#### Description of the task:
Using the data below, copy each line that includes the word "JSON".

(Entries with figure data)
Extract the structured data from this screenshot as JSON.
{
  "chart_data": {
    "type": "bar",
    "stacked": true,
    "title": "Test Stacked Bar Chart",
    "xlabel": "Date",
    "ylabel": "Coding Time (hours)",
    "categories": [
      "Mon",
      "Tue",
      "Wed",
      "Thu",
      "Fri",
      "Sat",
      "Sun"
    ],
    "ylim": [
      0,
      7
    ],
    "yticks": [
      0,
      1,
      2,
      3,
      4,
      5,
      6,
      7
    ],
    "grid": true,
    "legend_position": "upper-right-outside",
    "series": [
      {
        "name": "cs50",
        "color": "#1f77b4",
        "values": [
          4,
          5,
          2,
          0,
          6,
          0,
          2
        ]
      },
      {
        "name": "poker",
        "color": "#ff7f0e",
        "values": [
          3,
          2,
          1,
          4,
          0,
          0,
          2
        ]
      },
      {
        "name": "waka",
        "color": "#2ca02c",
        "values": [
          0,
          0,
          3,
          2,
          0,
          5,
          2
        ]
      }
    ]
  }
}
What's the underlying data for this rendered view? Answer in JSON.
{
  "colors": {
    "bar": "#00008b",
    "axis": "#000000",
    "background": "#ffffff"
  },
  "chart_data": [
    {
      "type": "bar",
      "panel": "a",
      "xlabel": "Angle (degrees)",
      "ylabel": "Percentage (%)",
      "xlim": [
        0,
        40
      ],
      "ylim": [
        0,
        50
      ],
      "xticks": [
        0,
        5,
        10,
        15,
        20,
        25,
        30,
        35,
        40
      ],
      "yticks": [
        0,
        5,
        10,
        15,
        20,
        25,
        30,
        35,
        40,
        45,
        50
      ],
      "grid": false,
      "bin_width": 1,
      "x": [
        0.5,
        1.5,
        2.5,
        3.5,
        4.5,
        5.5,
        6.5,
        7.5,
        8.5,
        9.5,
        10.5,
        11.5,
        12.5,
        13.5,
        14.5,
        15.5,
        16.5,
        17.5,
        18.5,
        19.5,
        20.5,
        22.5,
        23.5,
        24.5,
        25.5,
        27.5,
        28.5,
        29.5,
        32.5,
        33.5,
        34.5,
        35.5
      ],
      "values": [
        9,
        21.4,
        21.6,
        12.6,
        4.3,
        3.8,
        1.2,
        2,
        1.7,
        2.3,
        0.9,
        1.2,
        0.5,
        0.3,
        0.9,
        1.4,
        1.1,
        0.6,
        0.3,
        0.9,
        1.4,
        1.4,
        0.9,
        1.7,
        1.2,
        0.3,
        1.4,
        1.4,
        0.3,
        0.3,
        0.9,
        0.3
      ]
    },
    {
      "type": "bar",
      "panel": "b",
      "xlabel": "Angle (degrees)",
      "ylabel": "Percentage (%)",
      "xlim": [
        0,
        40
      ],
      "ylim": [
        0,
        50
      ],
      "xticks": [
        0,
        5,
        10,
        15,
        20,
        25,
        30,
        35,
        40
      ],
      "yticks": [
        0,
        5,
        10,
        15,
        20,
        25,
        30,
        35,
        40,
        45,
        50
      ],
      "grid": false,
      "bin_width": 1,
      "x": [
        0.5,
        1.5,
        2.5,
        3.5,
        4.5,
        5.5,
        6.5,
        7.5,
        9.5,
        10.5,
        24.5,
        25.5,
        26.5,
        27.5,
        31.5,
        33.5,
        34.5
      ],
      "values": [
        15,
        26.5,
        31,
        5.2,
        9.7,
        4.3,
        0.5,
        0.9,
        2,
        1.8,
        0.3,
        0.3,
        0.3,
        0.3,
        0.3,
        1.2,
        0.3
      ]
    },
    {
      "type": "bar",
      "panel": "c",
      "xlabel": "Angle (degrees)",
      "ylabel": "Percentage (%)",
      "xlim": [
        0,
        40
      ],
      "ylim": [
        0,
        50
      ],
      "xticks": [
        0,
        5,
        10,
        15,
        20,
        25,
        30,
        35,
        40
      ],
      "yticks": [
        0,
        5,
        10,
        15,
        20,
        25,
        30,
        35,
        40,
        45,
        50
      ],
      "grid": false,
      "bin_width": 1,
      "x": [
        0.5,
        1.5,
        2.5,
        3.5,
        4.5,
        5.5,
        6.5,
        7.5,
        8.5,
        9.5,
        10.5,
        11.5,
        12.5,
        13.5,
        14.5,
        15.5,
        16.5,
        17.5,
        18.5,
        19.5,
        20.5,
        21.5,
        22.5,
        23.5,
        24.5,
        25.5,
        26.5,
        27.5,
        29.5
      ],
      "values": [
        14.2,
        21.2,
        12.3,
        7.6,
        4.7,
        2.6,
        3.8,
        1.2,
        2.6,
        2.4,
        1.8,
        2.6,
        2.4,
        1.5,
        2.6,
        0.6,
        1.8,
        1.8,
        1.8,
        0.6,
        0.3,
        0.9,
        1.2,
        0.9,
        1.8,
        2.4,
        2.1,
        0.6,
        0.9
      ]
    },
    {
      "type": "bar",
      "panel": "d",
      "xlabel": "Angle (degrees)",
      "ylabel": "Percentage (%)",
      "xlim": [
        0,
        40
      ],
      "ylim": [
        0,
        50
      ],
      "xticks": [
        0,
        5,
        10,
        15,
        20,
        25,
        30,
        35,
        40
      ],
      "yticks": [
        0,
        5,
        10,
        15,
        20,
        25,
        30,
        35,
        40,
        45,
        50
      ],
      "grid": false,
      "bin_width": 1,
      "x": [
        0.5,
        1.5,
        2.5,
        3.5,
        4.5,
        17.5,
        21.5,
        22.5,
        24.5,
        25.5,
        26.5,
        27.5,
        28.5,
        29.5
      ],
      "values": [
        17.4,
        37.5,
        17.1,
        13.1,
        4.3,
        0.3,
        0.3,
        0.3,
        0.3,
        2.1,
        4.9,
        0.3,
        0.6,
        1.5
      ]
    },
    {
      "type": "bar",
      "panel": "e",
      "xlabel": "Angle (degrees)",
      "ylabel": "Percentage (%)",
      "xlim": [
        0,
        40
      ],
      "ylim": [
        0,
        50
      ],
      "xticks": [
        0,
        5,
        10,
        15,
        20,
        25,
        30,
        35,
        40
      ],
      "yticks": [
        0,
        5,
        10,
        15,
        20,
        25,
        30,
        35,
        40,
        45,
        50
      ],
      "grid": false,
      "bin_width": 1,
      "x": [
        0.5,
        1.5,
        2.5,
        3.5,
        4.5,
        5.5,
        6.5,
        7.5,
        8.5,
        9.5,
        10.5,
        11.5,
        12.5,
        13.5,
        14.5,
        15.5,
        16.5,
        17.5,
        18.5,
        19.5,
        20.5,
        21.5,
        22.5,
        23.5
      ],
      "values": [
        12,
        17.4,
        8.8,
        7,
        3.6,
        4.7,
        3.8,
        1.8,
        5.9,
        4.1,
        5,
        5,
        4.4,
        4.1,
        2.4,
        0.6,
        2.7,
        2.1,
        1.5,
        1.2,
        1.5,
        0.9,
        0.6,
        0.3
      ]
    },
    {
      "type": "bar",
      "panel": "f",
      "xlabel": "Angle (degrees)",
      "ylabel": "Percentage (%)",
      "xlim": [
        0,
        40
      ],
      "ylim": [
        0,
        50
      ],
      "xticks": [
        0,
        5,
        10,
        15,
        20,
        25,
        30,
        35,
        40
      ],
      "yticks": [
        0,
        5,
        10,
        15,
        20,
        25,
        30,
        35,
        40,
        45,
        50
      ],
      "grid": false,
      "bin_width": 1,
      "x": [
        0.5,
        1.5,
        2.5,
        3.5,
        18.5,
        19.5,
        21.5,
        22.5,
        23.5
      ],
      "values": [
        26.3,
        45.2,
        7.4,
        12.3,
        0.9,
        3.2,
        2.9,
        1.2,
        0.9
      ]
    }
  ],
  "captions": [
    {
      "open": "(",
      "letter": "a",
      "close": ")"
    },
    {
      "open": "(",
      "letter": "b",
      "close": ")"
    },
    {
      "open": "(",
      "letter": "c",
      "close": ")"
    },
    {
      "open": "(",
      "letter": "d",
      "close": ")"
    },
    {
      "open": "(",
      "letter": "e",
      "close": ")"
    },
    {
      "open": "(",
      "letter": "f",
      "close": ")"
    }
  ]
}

#### Finished answer:
Extract the structured data from this screenshot as JSON.
What's the underlying data for this rendered view? Answer in JSON.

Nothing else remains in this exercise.